** Begin **
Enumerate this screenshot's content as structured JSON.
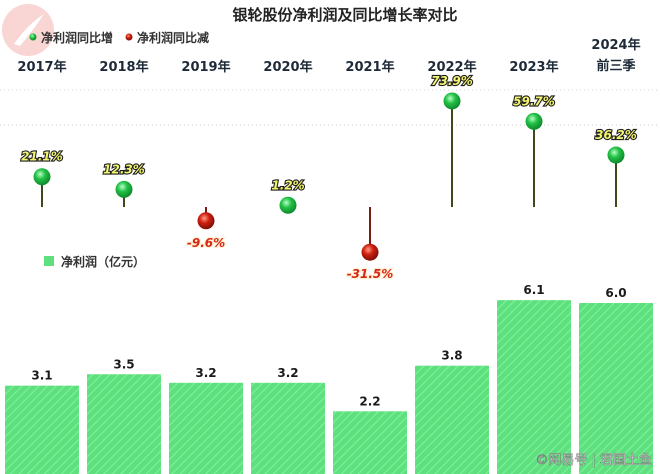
{
  "chart_data": {
    "type": "bar",
    "title": "银轮股份净利润及同比增长率对比",
    "categories": [
      "2017年",
      "2018年",
      "2019年",
      "2020年",
      "2021年",
      "2022年",
      "2023年",
      "2024年前三季"
    ],
    "category_labels": [
      [
        "2017年"
      ],
      [
        "2018年"
      ],
      [
        "2019年"
      ],
      [
        "2020年"
      ],
      [
        "2021年"
      ],
      [
        "2022年"
      ],
      [
        "2023年"
      ],
      [
        "2024年",
        "前三季"
      ]
    ],
    "series": [
      {
        "name": "净利润（亿元）",
        "unit": "亿元",
        "values": [
          3.1,
          3.5,
          3.2,
          3.2,
          2.2,
          3.8,
          6.1,
          6.0
        ],
        "labels": [
          "3.1",
          "3.5",
          "3.2",
          "3.2",
          "2.2",
          "3.8",
          "6.1",
          "6.0"
        ]
      },
      {
        "name": "同比增长率",
        "unit": "%",
        "values": [
          21.1,
          12.3,
          -9.6,
          1.2,
          -31.5,
          73.9,
          59.7,
          36.2
        ],
        "labels": [
          "21.1%",
          "12.3%",
          "-9.6%",
          "1.2%",
          "-31.5%",
          "73.9%",
          "59.7%",
          "36.2%"
        ]
      }
    ],
    "legend": {
      "growth_up": "净利润同比增",
      "growth_down": "净利润同比减",
      "profit": "净利润（亿元）"
    },
    "colors": {
      "bar": "#5fe07f",
      "bar_stripe": "#7ef29a",
      "dot_up": "#22c146",
      "dot_down": "#cf1f10",
      "stem": "#3d4a1c",
      "stem_down": "#7a1a12"
    }
  },
  "watermark": "©网易号 | 君国土鱼"
}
** End **
• _GIVEN TASK_:
Transcribe all the records above word for word, without their images.

• _RESULT FOR THIS EXERCISE_:
Enumerate this screenshot's content as structured JSON.
{
  "chart_data": {
    "type": "bar",
    "title": "银轮股份净利润及同比增长率对比",
    "categories": [
      "2017年",
      "2018年",
      "2019年",
      "2020年",
      "2021年",
      "2022年",
      "2023年",
      "2024年前三季"
    ],
    "category_labels": [
      [
        "2017年"
      ],
      [
        "2018年"
      ],
      [
        "2019年"
      ],
      [
        "2020年"
      ],
      [
        "2021年"
      ],
      [
        "2022年"
      ],
      [
        "2023年"
      ],
      [
        "2024年",
        "前三季"
      ]
    ],
    "series": [
      {
        "name": "净利润（亿元）",
        "unit": "亿元",
        "values": [
          3.1,
          3.5,
          3.2,
          3.2,
          2.2,
          3.8,
          6.1,
          6.0
        ],
        "labels": [
          "3.1",
          "3.5",
          "3.2",
          "3.2",
          "2.2",
          "3.8",
          "6.1",
          "6.0"
        ]
      },
      {
        "name": "同比增长率",
        "unit": "%",
        "values": [
          21.1,
          12.3,
          -9.6,
          1.2,
          -31.5,
          73.9,
          59.7,
          36.2
        ],
        "labels": [
          "21.1%",
          "12.3%",
          "-9.6%",
          "1.2%",
          "-31.5%",
          "73.9%",
          "59.7%",
          "36.2%"
        ]
      }
    ],
    "legend": {
      "growth_up": "净利润同比增",
      "growth_down": "净利润同比减",
      "profit": "净利润（亿元）"
    },
    "colors": {
      "bar": "#5fe07f",
      "bar_stripe": "#7ef29a",
      "dot_up": "#22c146",
      "dot_down": "#cf1f10",
      "stem": "#3d4a1c",
      "stem_down": "#7a1a12"
    }
  },
  "watermark": "©网易号 | 君国土鱼"
}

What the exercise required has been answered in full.